Request 1 -
Answer these questions using the news article below about Keir Starmer and Peter Mandelson's vetting:
(a) To what post was Mandelson appointed at the beginning of last year?
(b) Where was Starmer speaking when he called it "staggering" that he was not told?
(c) Which body overturned the security officials' recommendation on Mandelson's clearance?
Request 2 - Pick up the news article about Starmer and Mandelson's failed vetting at its last line and continue it.

Passage shown -
Starmer insists he was never told Mandelson failed security vetting as pressure mounts (again)
by Kate Henshaw, https://www.thejournal.ie/author/kate-henshaw/ · TheJournal.ieLAST UPDATE | 8 hrs ago
BRITISH PRIME MINISTER Keir Starmer has survived more calls to step down as Labour leader and maintained that he was not informed that Peter Mandelson failed his vetting.
Details emerged last week that Mandelson did not pass the initial vetting process before his appointment as UK ambassador to Washington at the beginning of last year.
Speaking in the House of Commons today Starmer told MPs it was “staggering” that he was not told Mandelson had failed vetting checks and acknowledged Parliament should have known about it “a long time ago”.
Back when the disgraced former Lord was appointed, security officials recommended that he should not be granted high level clearance, a decision which the Foreign Office overturned.

Data shown -
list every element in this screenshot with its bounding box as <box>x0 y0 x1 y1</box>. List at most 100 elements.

Task answer 1 -
(a) UK ambassador to Washington.
(b) In the House of Commons.
(c) The Foreign Office.

Task answer 2 -
Starmer maintained the afternoon that he was only informed of this on Tuesday last week just before the story was broken by The Guardian: “This is information I should have had a long time ago, and it is information that the House should have had a long time ago.”
Subsequently, the Prime Minister effectively fired Foreign Office top civil servant Olly Robbins.
Starmer said he took responsibility for Mandelson’s appointment this afternoon: “I take responsibility for that decision, and I apologise again to the victims of the paedophile Jeffrey Epstein, who were clearly failed by my decision.”
How did this come out?
Last Thursday, The Guardian revealed that the UK’s Foreign Office overturned the initial decision to bar Mandelson from the appointment after security officials conducted the in-depth background check.
By the time, the security officials had failed Mandelson, Starmer had already made his appointment to the position public.
After these details emerged last week, the Foreign Office’s top civil servant, Olly Robbins, subsequently resigned.
What is Downing Street saying?
The UK government has said that Starmer was not aware that the former Labour grandee was granted developed vetting against the advice of UK Security Vetting until last week.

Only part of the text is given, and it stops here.